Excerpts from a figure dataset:

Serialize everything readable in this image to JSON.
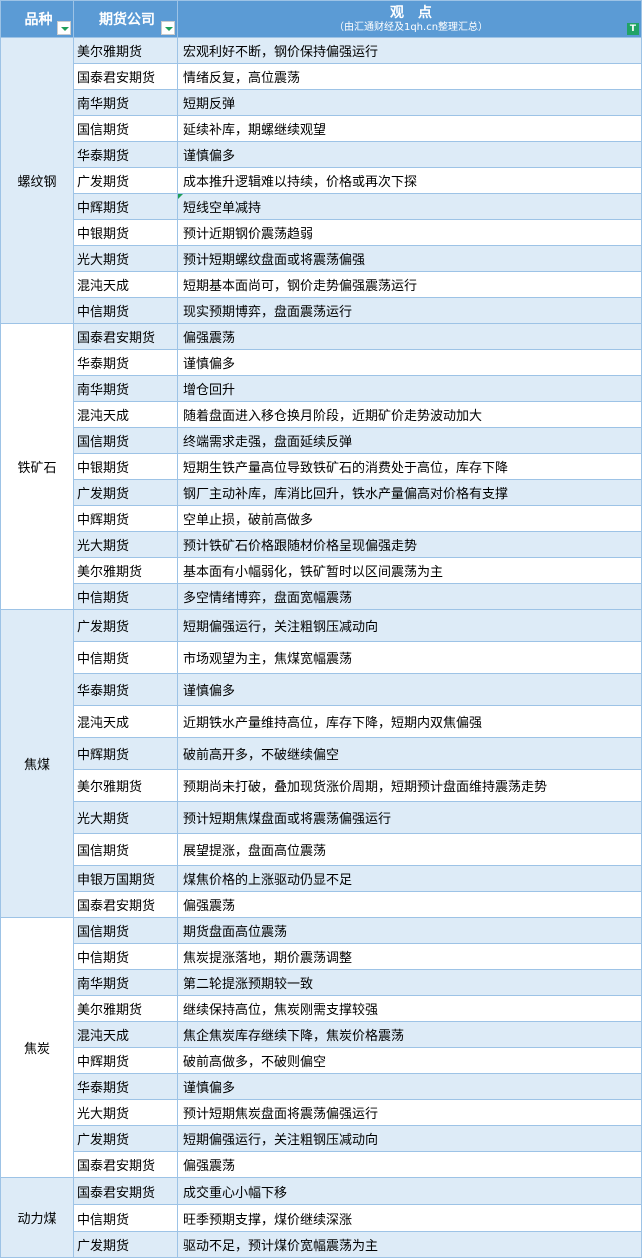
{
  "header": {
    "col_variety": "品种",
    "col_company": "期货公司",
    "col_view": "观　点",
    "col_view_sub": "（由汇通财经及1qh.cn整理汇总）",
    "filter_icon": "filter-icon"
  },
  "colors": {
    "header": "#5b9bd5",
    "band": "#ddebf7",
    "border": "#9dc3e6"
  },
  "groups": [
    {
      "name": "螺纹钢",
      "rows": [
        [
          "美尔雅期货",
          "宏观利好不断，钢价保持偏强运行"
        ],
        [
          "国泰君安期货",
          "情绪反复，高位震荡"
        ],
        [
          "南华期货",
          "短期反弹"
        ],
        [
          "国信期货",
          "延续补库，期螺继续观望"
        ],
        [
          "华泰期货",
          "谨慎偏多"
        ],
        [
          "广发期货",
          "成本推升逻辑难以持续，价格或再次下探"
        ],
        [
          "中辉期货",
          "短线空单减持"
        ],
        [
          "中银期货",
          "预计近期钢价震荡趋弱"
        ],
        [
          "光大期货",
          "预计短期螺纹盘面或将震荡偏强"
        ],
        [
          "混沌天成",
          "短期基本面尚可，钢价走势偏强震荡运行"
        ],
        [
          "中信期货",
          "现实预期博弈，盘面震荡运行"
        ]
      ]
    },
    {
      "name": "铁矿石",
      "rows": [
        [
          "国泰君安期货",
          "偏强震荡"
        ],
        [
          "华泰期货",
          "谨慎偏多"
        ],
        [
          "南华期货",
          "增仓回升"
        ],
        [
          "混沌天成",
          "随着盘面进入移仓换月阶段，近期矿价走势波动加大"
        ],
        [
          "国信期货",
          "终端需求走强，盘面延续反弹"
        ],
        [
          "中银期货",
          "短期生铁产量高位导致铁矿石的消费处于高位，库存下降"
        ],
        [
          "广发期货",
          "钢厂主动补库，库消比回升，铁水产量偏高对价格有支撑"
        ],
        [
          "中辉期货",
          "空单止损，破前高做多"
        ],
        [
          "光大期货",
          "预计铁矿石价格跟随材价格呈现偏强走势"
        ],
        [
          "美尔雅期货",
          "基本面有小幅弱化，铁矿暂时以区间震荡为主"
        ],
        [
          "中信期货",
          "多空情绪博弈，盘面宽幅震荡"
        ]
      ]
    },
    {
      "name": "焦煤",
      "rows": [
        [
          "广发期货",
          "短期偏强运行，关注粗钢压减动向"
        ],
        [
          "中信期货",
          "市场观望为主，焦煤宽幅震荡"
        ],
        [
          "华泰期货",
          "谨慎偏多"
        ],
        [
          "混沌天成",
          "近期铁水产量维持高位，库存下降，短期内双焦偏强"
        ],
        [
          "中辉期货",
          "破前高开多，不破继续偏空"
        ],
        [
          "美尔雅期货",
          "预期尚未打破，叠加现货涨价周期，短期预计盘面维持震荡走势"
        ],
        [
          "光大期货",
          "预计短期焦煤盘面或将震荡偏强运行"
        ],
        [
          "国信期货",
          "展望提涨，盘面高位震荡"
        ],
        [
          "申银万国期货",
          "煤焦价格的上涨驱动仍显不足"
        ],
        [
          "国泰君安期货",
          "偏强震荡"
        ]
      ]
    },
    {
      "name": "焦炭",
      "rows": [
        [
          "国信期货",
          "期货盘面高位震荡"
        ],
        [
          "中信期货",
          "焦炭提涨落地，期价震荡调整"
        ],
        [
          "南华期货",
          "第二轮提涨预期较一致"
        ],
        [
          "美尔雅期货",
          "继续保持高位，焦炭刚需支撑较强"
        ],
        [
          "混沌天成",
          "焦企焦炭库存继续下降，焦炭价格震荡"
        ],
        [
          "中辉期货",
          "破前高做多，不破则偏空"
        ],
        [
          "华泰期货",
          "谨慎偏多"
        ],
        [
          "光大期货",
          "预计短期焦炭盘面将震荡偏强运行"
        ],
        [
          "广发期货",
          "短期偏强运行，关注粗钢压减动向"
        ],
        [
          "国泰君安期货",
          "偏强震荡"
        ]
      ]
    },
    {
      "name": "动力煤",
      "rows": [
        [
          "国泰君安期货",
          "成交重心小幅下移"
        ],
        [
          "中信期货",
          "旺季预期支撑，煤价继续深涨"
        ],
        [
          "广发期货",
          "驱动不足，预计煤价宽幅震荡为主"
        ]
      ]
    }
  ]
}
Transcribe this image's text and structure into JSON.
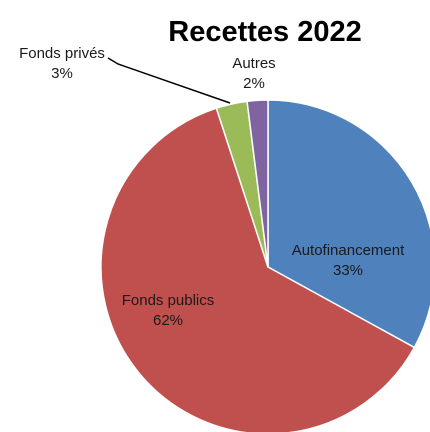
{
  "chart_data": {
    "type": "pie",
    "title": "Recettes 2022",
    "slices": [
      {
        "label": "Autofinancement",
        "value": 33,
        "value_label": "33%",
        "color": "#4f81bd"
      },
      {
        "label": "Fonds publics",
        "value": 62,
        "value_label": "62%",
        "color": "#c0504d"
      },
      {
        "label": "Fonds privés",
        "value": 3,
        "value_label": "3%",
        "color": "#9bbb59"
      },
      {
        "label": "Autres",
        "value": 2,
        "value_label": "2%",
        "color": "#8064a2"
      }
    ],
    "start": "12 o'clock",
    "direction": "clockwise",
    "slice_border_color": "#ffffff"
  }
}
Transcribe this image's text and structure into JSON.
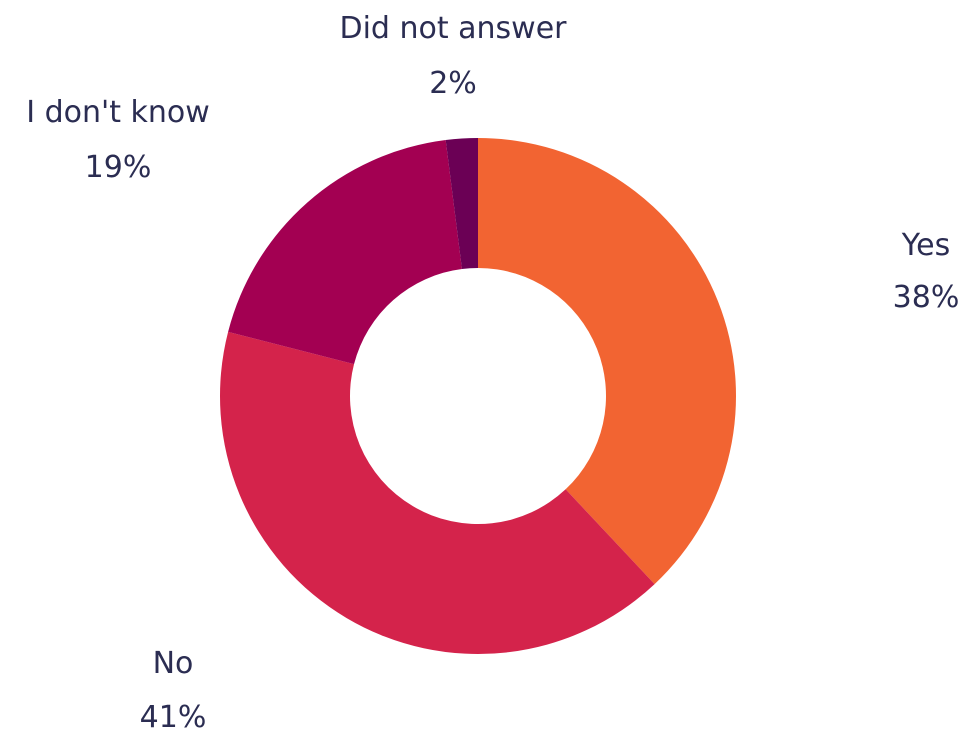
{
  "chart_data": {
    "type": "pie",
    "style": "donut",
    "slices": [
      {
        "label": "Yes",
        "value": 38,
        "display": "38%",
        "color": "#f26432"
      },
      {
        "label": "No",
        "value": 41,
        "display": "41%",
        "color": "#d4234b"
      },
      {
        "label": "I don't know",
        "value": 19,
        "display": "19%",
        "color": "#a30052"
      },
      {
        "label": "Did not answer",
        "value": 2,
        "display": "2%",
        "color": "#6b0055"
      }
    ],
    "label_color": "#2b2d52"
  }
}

EXERCISE BRIEF: Read the entries and select each line where the word "name" is found.

RESPONSE BELOW:
      "name": "螺纹钢",
      "name": "铁矿石",
      "name": "焦煤",
      "name": "焦炭",
      "name": "动力煤",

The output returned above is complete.